___ Data supplied

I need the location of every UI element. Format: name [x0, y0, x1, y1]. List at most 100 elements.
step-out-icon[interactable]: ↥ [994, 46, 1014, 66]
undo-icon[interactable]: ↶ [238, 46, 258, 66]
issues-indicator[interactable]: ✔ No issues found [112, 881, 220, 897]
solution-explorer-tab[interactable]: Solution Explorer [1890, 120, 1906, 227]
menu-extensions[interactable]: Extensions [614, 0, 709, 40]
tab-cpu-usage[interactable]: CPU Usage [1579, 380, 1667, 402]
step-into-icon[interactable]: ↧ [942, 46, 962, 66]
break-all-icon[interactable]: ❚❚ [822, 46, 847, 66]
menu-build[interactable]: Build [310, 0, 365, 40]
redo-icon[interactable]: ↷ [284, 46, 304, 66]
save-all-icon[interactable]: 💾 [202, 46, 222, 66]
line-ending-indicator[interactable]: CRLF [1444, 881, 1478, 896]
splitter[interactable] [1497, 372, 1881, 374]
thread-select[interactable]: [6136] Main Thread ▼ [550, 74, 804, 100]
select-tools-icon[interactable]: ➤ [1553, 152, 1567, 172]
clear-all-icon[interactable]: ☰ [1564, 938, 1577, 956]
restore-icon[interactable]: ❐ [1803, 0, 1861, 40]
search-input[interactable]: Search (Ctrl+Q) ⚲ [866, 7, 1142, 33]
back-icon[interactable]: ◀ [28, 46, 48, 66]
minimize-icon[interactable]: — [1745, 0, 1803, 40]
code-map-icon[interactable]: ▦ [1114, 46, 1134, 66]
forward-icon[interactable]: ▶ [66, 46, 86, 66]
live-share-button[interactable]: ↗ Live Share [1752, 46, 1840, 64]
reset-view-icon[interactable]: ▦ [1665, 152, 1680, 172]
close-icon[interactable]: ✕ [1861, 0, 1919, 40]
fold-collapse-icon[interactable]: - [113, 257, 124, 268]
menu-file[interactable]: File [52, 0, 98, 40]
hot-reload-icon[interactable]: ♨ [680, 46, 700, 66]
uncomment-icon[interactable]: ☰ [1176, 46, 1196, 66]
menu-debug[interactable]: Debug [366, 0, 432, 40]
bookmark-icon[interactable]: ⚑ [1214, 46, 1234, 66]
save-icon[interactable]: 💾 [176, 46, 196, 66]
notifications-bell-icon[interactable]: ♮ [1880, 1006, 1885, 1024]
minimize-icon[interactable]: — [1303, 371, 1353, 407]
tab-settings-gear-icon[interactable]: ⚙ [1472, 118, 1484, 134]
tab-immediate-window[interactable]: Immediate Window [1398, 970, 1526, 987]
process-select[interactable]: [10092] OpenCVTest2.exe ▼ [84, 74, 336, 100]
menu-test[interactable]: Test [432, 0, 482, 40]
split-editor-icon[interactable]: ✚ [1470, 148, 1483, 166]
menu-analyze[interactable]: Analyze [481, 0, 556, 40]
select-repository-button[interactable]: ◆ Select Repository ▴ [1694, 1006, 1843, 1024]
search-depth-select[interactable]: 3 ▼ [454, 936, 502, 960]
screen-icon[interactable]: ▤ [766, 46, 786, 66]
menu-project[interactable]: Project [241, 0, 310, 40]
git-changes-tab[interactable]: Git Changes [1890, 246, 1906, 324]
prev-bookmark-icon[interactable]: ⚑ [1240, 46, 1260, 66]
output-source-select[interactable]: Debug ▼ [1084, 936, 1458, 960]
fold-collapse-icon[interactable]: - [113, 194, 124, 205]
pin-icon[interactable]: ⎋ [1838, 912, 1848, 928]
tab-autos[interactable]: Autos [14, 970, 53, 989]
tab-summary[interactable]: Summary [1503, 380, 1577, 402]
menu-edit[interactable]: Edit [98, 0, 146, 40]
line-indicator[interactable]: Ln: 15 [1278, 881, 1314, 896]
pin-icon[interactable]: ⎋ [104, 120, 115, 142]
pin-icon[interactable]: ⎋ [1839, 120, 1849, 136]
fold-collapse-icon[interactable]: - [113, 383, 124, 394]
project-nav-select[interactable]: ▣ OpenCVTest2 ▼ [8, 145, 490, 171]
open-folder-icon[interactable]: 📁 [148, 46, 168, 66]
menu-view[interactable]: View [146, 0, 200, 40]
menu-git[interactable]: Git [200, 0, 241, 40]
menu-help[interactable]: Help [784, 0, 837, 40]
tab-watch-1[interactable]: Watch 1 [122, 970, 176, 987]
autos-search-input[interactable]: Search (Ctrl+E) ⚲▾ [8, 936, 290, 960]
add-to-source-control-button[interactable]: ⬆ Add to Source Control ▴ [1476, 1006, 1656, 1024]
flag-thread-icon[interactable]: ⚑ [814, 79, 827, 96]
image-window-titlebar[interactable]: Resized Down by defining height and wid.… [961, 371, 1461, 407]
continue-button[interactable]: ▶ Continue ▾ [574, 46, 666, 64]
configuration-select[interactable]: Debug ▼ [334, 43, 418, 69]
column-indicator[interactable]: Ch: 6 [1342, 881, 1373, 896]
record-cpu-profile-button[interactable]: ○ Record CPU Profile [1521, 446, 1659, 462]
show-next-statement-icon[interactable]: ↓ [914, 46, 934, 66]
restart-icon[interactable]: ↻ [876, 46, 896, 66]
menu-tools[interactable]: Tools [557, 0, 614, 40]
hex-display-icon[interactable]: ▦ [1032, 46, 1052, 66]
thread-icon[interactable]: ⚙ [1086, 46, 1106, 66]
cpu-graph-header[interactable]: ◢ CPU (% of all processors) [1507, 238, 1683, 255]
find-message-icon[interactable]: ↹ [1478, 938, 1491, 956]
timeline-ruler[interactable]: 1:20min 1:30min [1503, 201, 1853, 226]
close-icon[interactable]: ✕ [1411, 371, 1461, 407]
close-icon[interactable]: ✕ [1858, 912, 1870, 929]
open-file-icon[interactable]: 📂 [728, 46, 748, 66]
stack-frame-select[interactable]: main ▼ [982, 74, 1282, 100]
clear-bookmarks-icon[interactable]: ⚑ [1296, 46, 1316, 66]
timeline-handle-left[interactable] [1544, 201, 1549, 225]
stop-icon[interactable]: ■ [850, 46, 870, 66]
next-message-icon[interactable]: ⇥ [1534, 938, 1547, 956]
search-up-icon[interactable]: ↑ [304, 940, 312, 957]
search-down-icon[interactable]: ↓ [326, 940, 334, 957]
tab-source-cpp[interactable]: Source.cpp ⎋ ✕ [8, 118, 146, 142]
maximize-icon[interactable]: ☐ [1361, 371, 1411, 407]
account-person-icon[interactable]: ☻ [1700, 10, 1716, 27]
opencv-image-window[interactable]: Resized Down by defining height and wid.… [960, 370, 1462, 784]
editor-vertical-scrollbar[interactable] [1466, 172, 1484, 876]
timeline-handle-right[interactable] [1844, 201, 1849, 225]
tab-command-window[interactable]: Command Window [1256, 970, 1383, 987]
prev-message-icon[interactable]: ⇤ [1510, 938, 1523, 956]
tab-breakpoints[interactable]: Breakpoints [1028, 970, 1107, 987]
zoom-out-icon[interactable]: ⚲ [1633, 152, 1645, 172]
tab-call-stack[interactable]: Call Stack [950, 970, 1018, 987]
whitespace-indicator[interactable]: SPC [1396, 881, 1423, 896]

______

Do this> Copy every line of the data above, changing nothing.

Correct output>
I need the location of every UI element. Format: name [x0, y0, x1, y1]. List at most 100 elements.
step-out-icon[interactable]: ↥ [994, 46, 1014, 66]
undo-icon[interactable]: ↶ [238, 46, 258, 66]
issues-indicator[interactable]: ✔ No issues found [112, 881, 220, 897]
solution-explorer-tab[interactable]: Solution Explorer [1890, 120, 1906, 227]
menu-extensions[interactable]: Extensions [614, 0, 709, 40]
tab-cpu-usage[interactable]: CPU Usage [1579, 380, 1667, 402]
step-into-icon[interactable]: ↧ [942, 46, 962, 66]
break-all-icon[interactable]: ❚❚ [822, 46, 847, 66]
menu-build[interactable]: Build [310, 0, 365, 40]
redo-icon[interactable]: ↷ [284, 46, 304, 66]
save-all-icon[interactable]: 💾 [202, 46, 222, 66]
line-ending-indicator[interactable]: CRLF [1444, 881, 1478, 896]
splitter[interactable] [1497, 372, 1881, 374]
thread-select[interactable]: [6136] Main Thread ▼ [550, 74, 804, 100]
select-tools-icon[interactable]: ➤ [1553, 152, 1567, 172]
clear-all-icon[interactable]: ☰ [1564, 938, 1577, 956]
restore-icon[interactable]: ❐ [1803, 0, 1861, 40]
search-input[interactable]: Search (Ctrl+Q) ⚲ [866, 7, 1142, 33]
back-icon[interactable]: ◀ [28, 46, 48, 66]
minimize-icon[interactable]: — [1745, 0, 1803, 40]
code-map-icon[interactable]: ▦ [1114, 46, 1134, 66]
forward-icon[interactable]: ▶ [66, 46, 86, 66]
live-share-button[interactable]: ↗ Live Share [1752, 46, 1840, 64]
reset-view-icon[interactable]: ▦ [1665, 152, 1680, 172]
close-icon[interactable]: ✕ [1861, 0, 1919, 40]
fold-collapse-icon[interactable]: - [113, 257, 124, 268]
menu-file[interactable]: File [52, 0, 98, 40]
hot-reload-icon[interactable]: ♨ [680, 46, 700, 66]
uncomment-icon[interactable]: ☰ [1176, 46, 1196, 66]
menu-debug[interactable]: Debug [366, 0, 432, 40]
bookmark-icon[interactable]: ⚑ [1214, 46, 1234, 66]
save-icon[interactable]: 💾 [176, 46, 196, 66]
notifications-bell-icon[interactable]: ♮ [1880, 1006, 1885, 1024]
minimize-icon[interactable]: — [1303, 371, 1353, 407]
tab-settings-gear-icon[interactable]: ⚙ [1472, 118, 1484, 134]
tab-immediate-window[interactable]: Immediate Window [1398, 970, 1526, 987]
process-select[interactable]: [10092] OpenCVTest2.exe ▼ [84, 74, 336, 100]
menu-test[interactable]: Test [432, 0, 482, 40]
split-editor-icon[interactable]: ✚ [1470, 148, 1483, 166]
menu-analyze[interactable]: Analyze [481, 0, 556, 40]
select-repository-button[interactable]: ◆ Select Repository ▴ [1694, 1006, 1843, 1024]
search-depth-select[interactable]: 3 ▼ [454, 936, 502, 960]
screen-icon[interactable]: ▤ [766, 46, 786, 66]
menu-project[interactable]: Project [241, 0, 310, 40]
git-changes-tab[interactable]: Git Changes [1890, 246, 1906, 324]
prev-bookmark-icon[interactable]: ⚑ [1240, 46, 1260, 66]
output-source-select[interactable]: Debug ▼ [1084, 936, 1458, 960]
fold-collapse-icon[interactable]: - [113, 194, 124, 205]
pin-icon[interactable]: ⎋ [1838, 912, 1848, 928]
tab-autos[interactable]: Autos [14, 970, 53, 989]
tab-summary[interactable]: Summary [1503, 380, 1577, 402]
menu-edit[interactable]: Edit [98, 0, 146, 40]
line-indicator[interactable]: Ln: 15 [1278, 881, 1314, 896]
pin-icon[interactable]: ⎋ [104, 120, 115, 142]
pin-icon[interactable]: ⎋ [1839, 120, 1849, 136]
fold-collapse-icon[interactable]: - [113, 383, 124, 394]
project-nav-select[interactable]: ▣ OpenCVTest2 ▼ [8, 145, 490, 171]
open-folder-icon[interactable]: 📁 [148, 46, 168, 66]
menu-view[interactable]: View [146, 0, 200, 40]
menu-git[interactable]: Git [200, 0, 241, 40]
menu-help[interactable]: Help [784, 0, 837, 40]
tab-watch-1[interactable]: Watch 1 [122, 970, 176, 987]
autos-search-input[interactable]: Search (Ctrl+E) ⚲▾ [8, 936, 290, 960]
add-to-source-control-button[interactable]: ⬆ Add to Source Control ▴ [1476, 1006, 1656, 1024]
flag-thread-icon[interactable]: ⚑ [814, 79, 827, 96]
image-window-titlebar[interactable]: Resized Down by defining height and wid.… [961, 371, 1461, 407]
continue-button[interactable]: ▶ Continue ▾ [574, 46, 666, 64]
configuration-select[interactable]: Debug ▼ [334, 43, 418, 69]
column-indicator[interactable]: Ch: 6 [1342, 881, 1373, 896]
record-cpu-profile-button[interactable]: ○ Record CPU Profile [1521, 446, 1659, 462]
show-next-statement-icon[interactable]: ↓ [914, 46, 934, 66]
restart-icon[interactable]: ↻ [876, 46, 896, 66]
menu-tools[interactable]: Tools [557, 0, 614, 40]
hex-display-icon[interactable]: ▦ [1032, 46, 1052, 66]
thread-icon[interactable]: ⚙ [1086, 46, 1106, 66]
cpu-graph-header[interactable]: ◢ CPU (% of all processors) [1507, 238, 1683, 255]
find-message-icon[interactable]: ↹ [1478, 938, 1491, 956]
timeline-ruler[interactable]: 1:20min 1:30min [1503, 201, 1853, 226]
close-icon[interactable]: ✕ [1411, 371, 1461, 407]
close-icon[interactable]: ✕ [1858, 912, 1870, 929]
open-file-icon[interactable]: 📂 [728, 46, 748, 66]
stack-frame-select[interactable]: main ▼ [982, 74, 1282, 100]
clear-bookmarks-icon[interactable]: ⚑ [1296, 46, 1316, 66]
timeline-handle-left[interactable] [1544, 201, 1549, 225]
stop-icon[interactable]: ■ [850, 46, 870, 66]
next-message-icon[interactable]: ⇥ [1534, 938, 1547, 956]
search-up-icon[interactable]: ↑ [304, 940, 312, 957]
search-down-icon[interactable]: ↓ [326, 940, 334, 957]
tab-source-cpp[interactable]: Source.cpp ⎋ ✕ [8, 118, 146, 142]
maximize-icon[interactable]: ☐ [1361, 371, 1411, 407]
account-person-icon[interactable]: ☻ [1700, 10, 1716, 27]
opencv-image-window[interactable]: Resized Down by defining height and wid.… [960, 370, 1462, 784]
editor-vertical-scrollbar[interactable] [1466, 172, 1484, 876]
timeline-handle-right[interactable] [1844, 201, 1849, 225]
tab-command-window[interactable]: Command Window [1256, 970, 1383, 987]
prev-message-icon[interactable]: ⇤ [1510, 938, 1523, 956]
tab-breakpoints[interactable]: Breakpoints [1028, 970, 1107, 987]
zoom-out-icon[interactable]: ⚲ [1633, 152, 1645, 172]
tab-call-stack[interactable]: Call Stack [950, 970, 1018, 987]
whitespace-indicator[interactable]: SPC [1396, 881, 1423, 896]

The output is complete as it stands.